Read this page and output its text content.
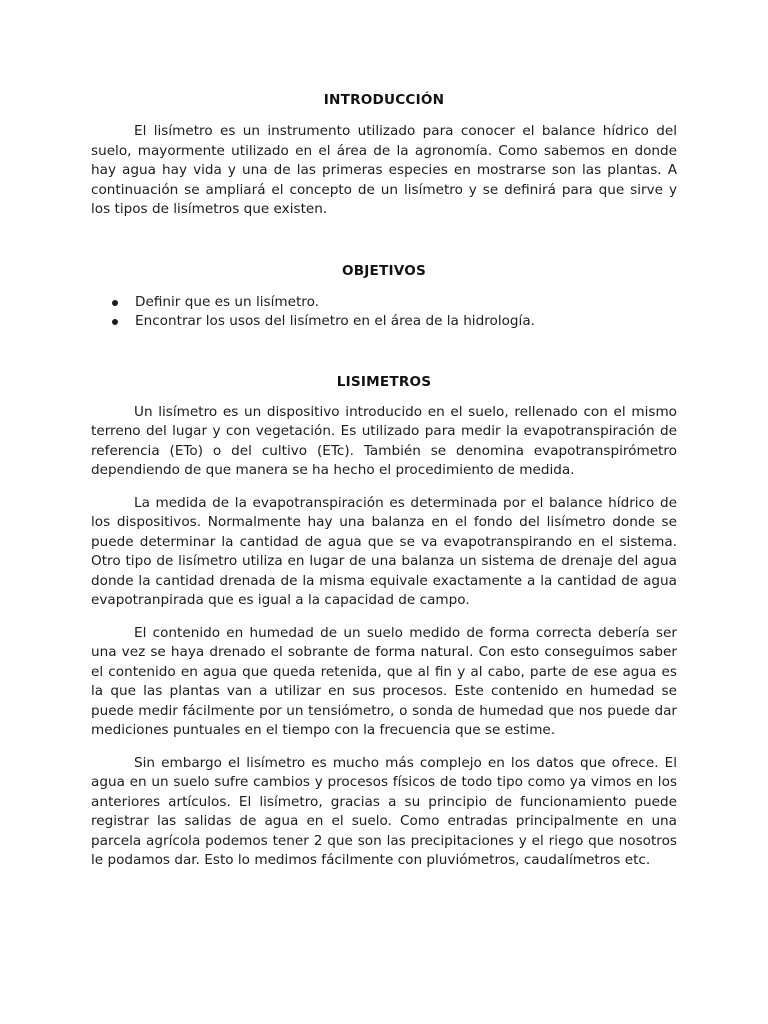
INTRODUCCIÓN

El lisímetro es un instrumento utilizado para conocer el balance hídrico del suelo, mayormente utilizado en el área de la agronomía. Como sabemos en donde hay agua hay vida y una de las primeras especies en mostrarse son las plantas. A continuación se ampliará el concepto de un lisímetro y se definirá para que sirve y los tipos de lisímetros que existen.

OBJETIVOS
Definir que es un lisímetro.
Encontrar los usos del lisímetro en el área de la hidrología.
LISIMETROS

Un lisímetro es un dispositivo introducido en el suelo, rellenado con el mismo terreno del lugar y con vegetación. Es utilizado para medir la evapotranspiración de referencia (ETo) o del cultivo (ETc). También se denomina evapotranspirómetro dependiendo de que manera se ha hecho el procedimiento de medida.

La medida de la evapotranspiración es determinada por el balance hídrico de los dispositivos. Normalmente hay una balanza en el fondo del lisímetro donde se puede determinar la cantidad de agua que se va evapotranspirando en el sistema. Otro tipo de lisímetro utiliza en lugar de una balanza un sistema de drenaje del agua donde la cantidad drenada de la misma equivale exactamente a la cantidad de agua evapotranpirada que es igual a la capacidad de campo.

El contenido en humedad de un suelo medido de forma correcta debería ser una vez se haya drenado el sobrante de forma natural. Con esto conseguimos saber el contenido en agua que queda retenida, que al fin y al cabo, parte de ese agua es la que las plantas van a utilizar en sus procesos. Este contenido en humedad se puede medir fácilmente por un tensiómetro, o sonda de humedad que nos puede dar mediciones puntuales en el tiempo con la frecuencia que se estime.

Sin embargo el lisímetro es mucho más complejo en los datos que ofrece. El agua en un suelo sufre cambios y procesos físicos de todo tipo como ya vimos en los anteriores artículos. El lisímetro, gracias a su principio de funcionamiento puede registrar las salidas de agua en el suelo. Como entradas principalmente en una parcela agrícola podemos tener 2 que son las precipitaciones y el riego que nosotros le podamos dar. Esto lo medimos fácilmente con pluviómetros, caudalímetros etc.
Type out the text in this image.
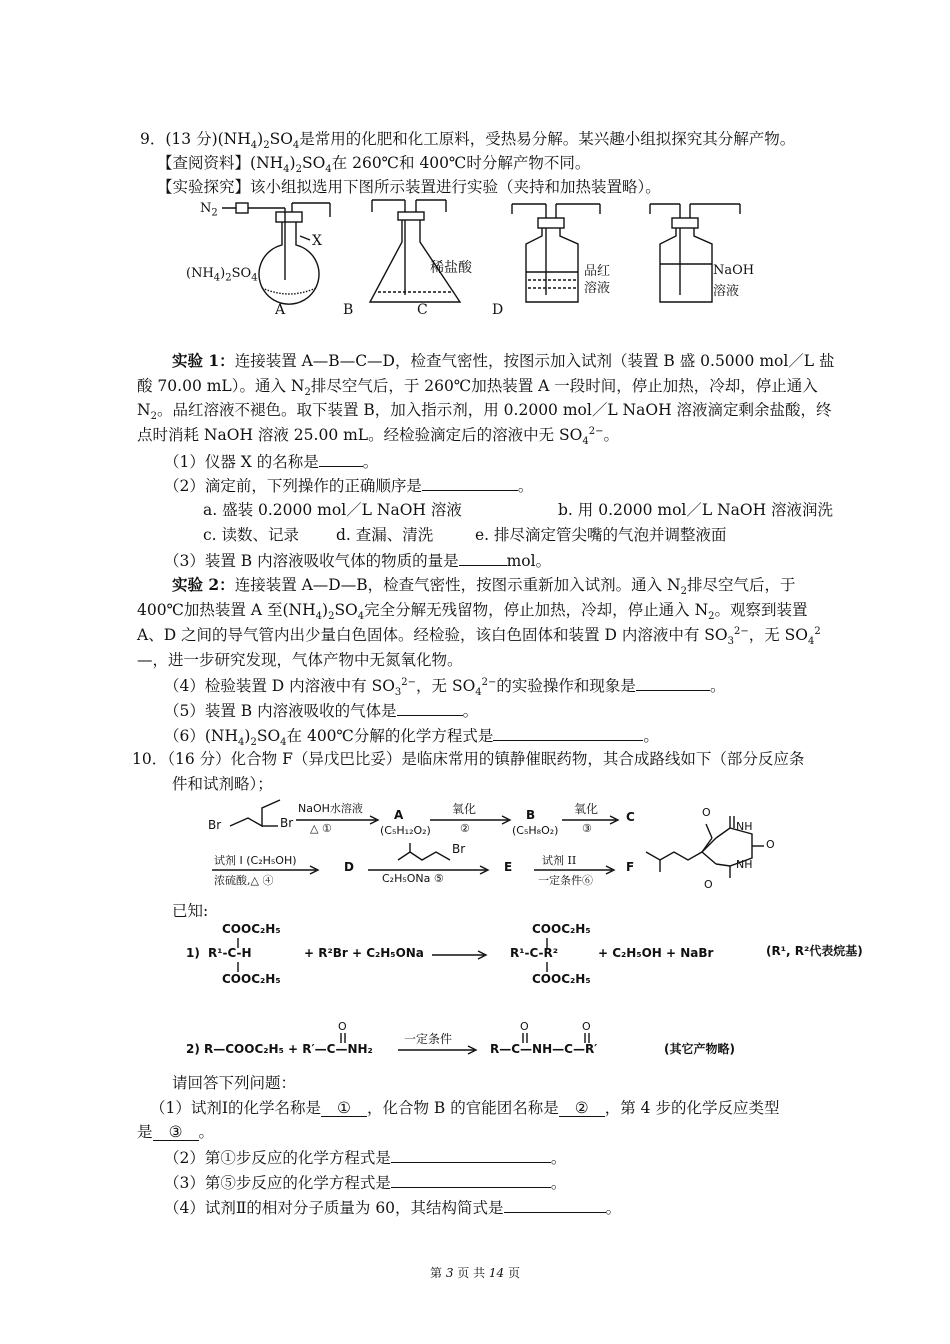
9．(13 分)$(NH_4)_2SO_4$是常用的化肥和化工原料，受热易分解。某兴趣小组拟探究其分解产物。
【查阅资料】$(NH_4)_2SO_4$在 260℃和 400℃时分解产物不同。
【实验探究】该小组拟选用下图所示装置进行实验（夹持和加热装置略）。
$N_2$
X
$(NH_4)_2SO_4$
稀盐酸	品红
溶液
NaOH
溶液
A	B	C	D
实验 1：连接装置 A—B—C—D，检查气密性，按图示加入试剂（装置 B 盛 0.5000 mol／L 盐
酸 70.00 mL）。通入 $N_2$排尽空气后，于 260℃加热装置 A 一段时间，停止加热，冷却，停止通入
$N_2$。品红溶液不褪色。取下装置 B，加入指示剂，用 0.2000 mol／L NaOH 溶液滴定剩余盐酸，终
点时消耗 NaOH 溶液 25.00 mL。经检验滴定后的溶液中无 $SO_4^{2-}$。
（1）仪器 X 的名称是	。
（2）滴定前，下列操作的正确顺序是	。
a. 盛装 0.2000 mol／L NaOH 溶液	b. 用 0.2000 mol／L NaOH 溶液润洗
c. 读数、记录 d. 查漏、清洗	e. 排尽滴定管尖嘴的气泡并调整液面
（3）装置 B 内溶液吸收气体的物质的量是	mol。
实验 2：连接装置 A—D—B，检查气密性，按图示重新加入试剂。通入 $N_2$排尽空气后，于
400℃加热装置 A 至$(NH_4)_2SO_4$完全分解无残留物，停止加热，冷却，停止通入 $N_2$。观察到装置
A、D 之间的导气管内出少量白色固体。经检验，该白色固体和装置 D 内溶液中有 $SO_3^{2-}$，无 $SO_4^2$
—，进一步研究发现，气体产物中无氮氧化物。
（4）检验装置 D 内溶液中有 $SO_3^{2-}$，无 $SO_4^{2-}$的实验操作和现象是	。
（5）装置 B 内溶液吸收的气体是	。
$(6)(NH_4)_2SO_4$在 400℃分解的化学方程式是	。
10．（16 分）化合物 F（异戊巴比妥）是临床常用的镇静催眠药物，其合成路线如下（部分反应条
件和试剂略）；
Br	Br
NaOH水溶液
△ ①
A
(C₅H₁₂O₂)
氧化
②
B
(C₅H₈O₂)
氧化
③
C
试剂 I (C₂H₅OH)
浓硫酸,△ ④
D
Br
C₂H₅ONa ⑤
E	试剂 II
一定条件⑥
F
O
NH
O
NH
O
已知:
COOC₂H₅
1) R¹-C-H
COOC₂H₅
+ R²Br + C₂H₅ONa
COOC₂H₅
R¹-C-R²
COOC₂H₅
+ C₂H₅OH + NaBr	(R¹, R²代表烷基)
O
2) R—COOC₂H₅ + R′—C—NH₂
一定条件
O	O
R—C—NH—C—R′	(其它产物略)
请回答下列问题：
（1）试剂Ⅰ的化学名称是 ① ，化合物 B 的官能团名称是 ② ，第 4 步的化学反应类型
是 ③ 。
（2）第①步反应的化学方程式是	。
（3）第⑤步反应的化学方程式是	。
（4）试剂Ⅱ的相对分子质量为 60，其结构简式是	。
第 3 页 共 14 页
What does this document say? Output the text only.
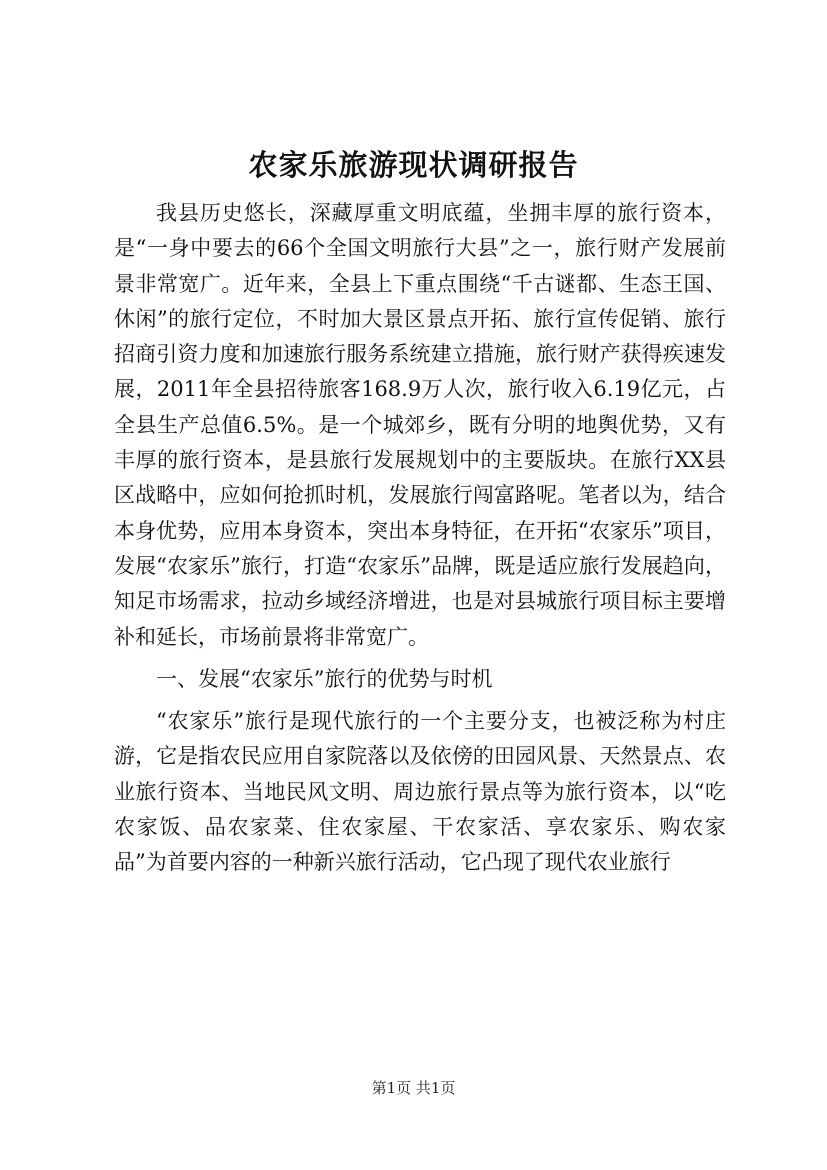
农家乐旅游现状调研报告

我县历史悠长，深藏厚重文明底蕴，坐拥丰厚的旅行资本，是“一身中要去的66个全国文明旅行大县”之一，旅行财产发展前景非常宽广。近年来，全县上下重点围绕“千古谜都、生态王国、休闲”的旅行定位，不时加大景区景点开拓、旅行宣传促销、旅行招商引资力度和加速旅行服务系统建立措施，旅行财产获得疾速发展，2011年全县招待旅客168.9万人次，旅行收入6.19亿元，占全县生产总值6.5%。是一个城郊乡，既有分明的地舆优势，又有丰厚的旅行资本，是县旅行发展规划中的主要版块。在旅行XX县区战略中，应如何抢抓时机，发展旅行闯富路呢。笔者以为，结合本身优势，应用本身资本，突出本身特征，在开拓“农家乐”项目，发展“农家乐”旅行，打造“农家乐”品牌，既是适应旅行发展趋向，知足市场需求，拉动乡域经济增进，也是对县城旅行项目标主要增补和延长，市场前景将非常宽广。

一、发展“农家乐”旅行的优势与时机

“农家乐”旅行是现代旅行的一个主要分支，也被泛称为村庄游，它是指农民应用自家院落以及依傍的田园风景、天然景点、农业旅行资本、当地民风文明、周边旅行景点等为旅行资本，以“吃农家饭、品农家菜、住农家屋、干农家活、享农家乐、购农家品”为首要内容的一种新兴旅行活动，它凸现了现代农业旅行

第1页 共1页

────────────────

**SHORT PROBLEM**
Show all lines from the records above where the word "plantas" occurs.

**COMPLETED TASK**
El lisímetro es un instrumento utilizado para conocer el balance hídrico del suelo, mayormente utilizado en el área de la agronomía. Como sabemos en donde hay agua hay vida y una de las primeras especies en mostrarse son las plantas. A continuación se ampliará el concepto de un lisímetro y se definirá para que sirve y los tipos de lisímetros que existen.
El contenido en humedad de un suelo medido de forma correcta debería ser una vez se haya drenado el sobrante de forma natural. Con esto conseguimos saber el contenido en agua que queda retenida, que al fin y al cabo, parte de ese agua es la que las plantas van a utilizar en sus procesos. Este contenido en humedad se puede medir fácilmente por un tensiómetro, o sonda de humedad que nos puede dar mediciones puntuales en el tiempo con la frecuencia que se estime.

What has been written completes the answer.